• [Stated problem]
Below is the data. Give it again, complete and exact.

• [Data records]
○ ○ ○

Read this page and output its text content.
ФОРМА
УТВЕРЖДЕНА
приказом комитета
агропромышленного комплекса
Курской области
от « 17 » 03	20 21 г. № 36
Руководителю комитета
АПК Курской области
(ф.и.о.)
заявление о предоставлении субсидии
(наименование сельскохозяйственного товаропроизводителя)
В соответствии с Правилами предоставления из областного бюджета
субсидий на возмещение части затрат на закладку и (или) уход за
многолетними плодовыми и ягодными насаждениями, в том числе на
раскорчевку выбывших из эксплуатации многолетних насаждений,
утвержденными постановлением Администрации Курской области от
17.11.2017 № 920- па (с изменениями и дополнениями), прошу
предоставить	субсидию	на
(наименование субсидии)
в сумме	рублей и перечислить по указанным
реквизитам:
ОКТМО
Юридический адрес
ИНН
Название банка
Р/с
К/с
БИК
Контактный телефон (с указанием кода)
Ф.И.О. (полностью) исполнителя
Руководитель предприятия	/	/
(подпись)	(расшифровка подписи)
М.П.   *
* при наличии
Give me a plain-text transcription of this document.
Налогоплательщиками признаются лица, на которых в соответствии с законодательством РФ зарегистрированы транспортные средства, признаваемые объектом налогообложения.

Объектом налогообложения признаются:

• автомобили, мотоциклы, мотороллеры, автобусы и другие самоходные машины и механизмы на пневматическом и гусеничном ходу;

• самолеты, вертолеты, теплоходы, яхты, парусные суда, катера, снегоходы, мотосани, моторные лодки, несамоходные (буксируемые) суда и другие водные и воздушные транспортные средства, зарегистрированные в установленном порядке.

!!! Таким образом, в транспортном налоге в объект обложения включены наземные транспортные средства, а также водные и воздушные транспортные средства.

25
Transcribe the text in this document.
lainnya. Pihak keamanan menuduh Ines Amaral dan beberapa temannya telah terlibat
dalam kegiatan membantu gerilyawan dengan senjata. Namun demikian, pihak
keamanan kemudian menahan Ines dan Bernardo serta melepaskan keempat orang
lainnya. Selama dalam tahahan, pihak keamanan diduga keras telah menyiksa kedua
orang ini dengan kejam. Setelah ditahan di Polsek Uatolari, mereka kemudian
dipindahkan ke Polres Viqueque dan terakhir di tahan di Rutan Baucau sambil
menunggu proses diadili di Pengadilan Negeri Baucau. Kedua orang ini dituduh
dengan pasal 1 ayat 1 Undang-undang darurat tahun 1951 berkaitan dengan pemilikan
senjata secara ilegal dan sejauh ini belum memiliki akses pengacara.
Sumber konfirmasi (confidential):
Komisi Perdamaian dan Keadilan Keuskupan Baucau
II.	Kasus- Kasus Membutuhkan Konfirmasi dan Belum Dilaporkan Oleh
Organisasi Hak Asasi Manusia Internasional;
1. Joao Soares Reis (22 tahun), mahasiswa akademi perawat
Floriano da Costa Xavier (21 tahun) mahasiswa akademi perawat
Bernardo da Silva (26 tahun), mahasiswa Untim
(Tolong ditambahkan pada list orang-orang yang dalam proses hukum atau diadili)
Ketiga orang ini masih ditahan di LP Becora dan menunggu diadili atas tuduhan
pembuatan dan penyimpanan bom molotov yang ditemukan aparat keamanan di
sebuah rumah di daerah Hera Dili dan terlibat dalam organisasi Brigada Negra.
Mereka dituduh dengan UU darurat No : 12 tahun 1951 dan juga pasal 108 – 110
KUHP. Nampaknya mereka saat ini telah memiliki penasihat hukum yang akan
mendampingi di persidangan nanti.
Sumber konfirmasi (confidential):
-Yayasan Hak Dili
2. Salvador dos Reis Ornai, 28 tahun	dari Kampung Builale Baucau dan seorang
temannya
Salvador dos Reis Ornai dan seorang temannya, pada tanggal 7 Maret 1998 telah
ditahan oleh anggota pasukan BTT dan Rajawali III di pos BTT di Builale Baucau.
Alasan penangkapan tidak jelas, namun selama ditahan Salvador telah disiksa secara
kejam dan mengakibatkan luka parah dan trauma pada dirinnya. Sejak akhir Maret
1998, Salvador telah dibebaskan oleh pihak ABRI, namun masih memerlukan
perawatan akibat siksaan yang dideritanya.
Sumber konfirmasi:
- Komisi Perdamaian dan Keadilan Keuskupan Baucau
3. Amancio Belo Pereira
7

○ ○ ○

• [Task result]
Read this page and output its text content.
ФОРМА
УТВЕРЖДЕНА
приказом комитета
агропромышленного комплекса
Курской области
от « 17 » 03	20 21 г. № 36
Руководителю комитета
АПК Курской области
(ф.и.о.)
заявление о предоставлении субсидии
(наименование сельскохозяйственного товаропроизводителя)
В соответствии с Правилами предоставления из областного бюджета
субсидий на возмещение части затрат на закладку и (или) уход за
многолетними плодовыми и ягодными насаждениями, в том числе на
раскорчевку выбывших из эксплуатации многолетних насаждений,
утвержденными постановлением Администрации Курской области от
17.11.2017 № 920- па (с изменениями и дополнениями), прошу
предоставить	субсидию	на
(наименование субсидии)
в сумме	рублей и перечислить по указанным
реквизитам:
ОКТМО
Юридический адрес
ИНН
Название банка
Р/с
К/с
БИК
Контактный телефон (с указанием кода)
Ф.И.О. (полностью) исполнителя
Руководитель предприятия	/	/
(подпись)	(расшифровка подписи)
М.П.   *
* при наличии
Give me a plain-text transcription of this document.
Налогоплательщиками признаются лица, на которых в соответствии с законодательством РФ зарегистрированы транспортные средства, признаваемые объектом налогообложения.

Объектом налогообложения признаются:

• автомобили, мотоциклы, мотороллеры, автобусы и другие самоходные машины и механизмы на пневматическом и гусеничном ходу;

• самолеты, вертолеты, теплоходы, яхты, парусные суда, катера, снегоходы, мотосани, моторные лодки, несамоходные (буксируемые) суда и другие водные и воздушные транспортные средства, зарегистрированные в установленном порядке.

!!! Таким образом, в транспортном налоге в объект обложения включены наземные транспортные средства, а также водные и воздушные транспортные средства.

25
Transcribe the text in this document.
lainnya. Pihak keamanan menuduh Ines Amaral dan beberapa temannya telah terlibat
dalam kegiatan membantu gerilyawan dengan senjata. Namun demikian, pihak
keamanan kemudian menahan Ines dan Bernardo serta melepaskan keempat orang
lainnya. Selama dalam tahahan, pihak keamanan diduga keras telah menyiksa kedua
orang ini dengan kejam. Setelah ditahan di Polsek Uatolari, mereka kemudian
dipindahkan ke Polres Viqueque dan terakhir di tahan di Rutan Baucau sambil
menunggu proses diadili di Pengadilan Negeri Baucau. Kedua orang ini dituduh
dengan pasal 1 ayat 1 Undang-undang darurat tahun 1951 berkaitan dengan pemilikan
senjata secara ilegal dan sejauh ini belum memiliki akses pengacara.
Sumber konfirmasi (confidential):
Komisi Perdamaian dan Keadilan Keuskupan Baucau
II.	Kasus- Kasus Membutuhkan Konfirmasi dan Belum Dilaporkan Oleh
Organisasi Hak Asasi Manusia Internasional;
1. Joao Soares Reis (22 tahun), mahasiswa akademi perawat
Floriano da Costa Xavier (21 tahun) mahasiswa akademi perawat
Bernardo da Silva (26 tahun), mahasiswa Untim
(Tolong ditambahkan pada list orang-orang yang dalam proses hukum atau diadili)
Ketiga orang ini masih ditahan di LP Becora dan menunggu diadili atas tuduhan
pembuatan dan penyimpanan bom molotov yang ditemukan aparat keamanan di
sebuah rumah di daerah Hera Dili dan terlibat dalam organisasi Brigada Negra.
Mereka dituduh dengan UU darurat No : 12 tahun 1951 dan juga pasal 108 – 110
KUHP. Nampaknya mereka saat ini telah memiliki penasihat hukum yang akan
mendampingi di persidangan nanti.
Sumber konfirmasi (confidential):
-Yayasan Hak Dili
2. Salvador dos Reis Ornai, 28 tahun	dari Kampung Builale Baucau dan seorang
temannya
Salvador dos Reis Ornai dan seorang temannya, pada tanggal 7 Maret 1998 telah
ditahan oleh anggota pasukan BTT dan Rajawali III di pos BTT di Builale Baucau.
Alasan penangkapan tidak jelas, namun selama ditahan Salvador telah disiksa secara
kejam dan mengakibatkan luka parah dan trauma pada dirinnya. Sejak akhir Maret
1998, Salvador telah dibebaskan oleh pihak ABRI, namun masih memerlukan
perawatan akibat siksaan yang dideritanya.
Sumber konfirmasi:
- Komisi Perdamaian dan Keadilan Keuskupan Baucau
3. Amancio Belo Pereira
7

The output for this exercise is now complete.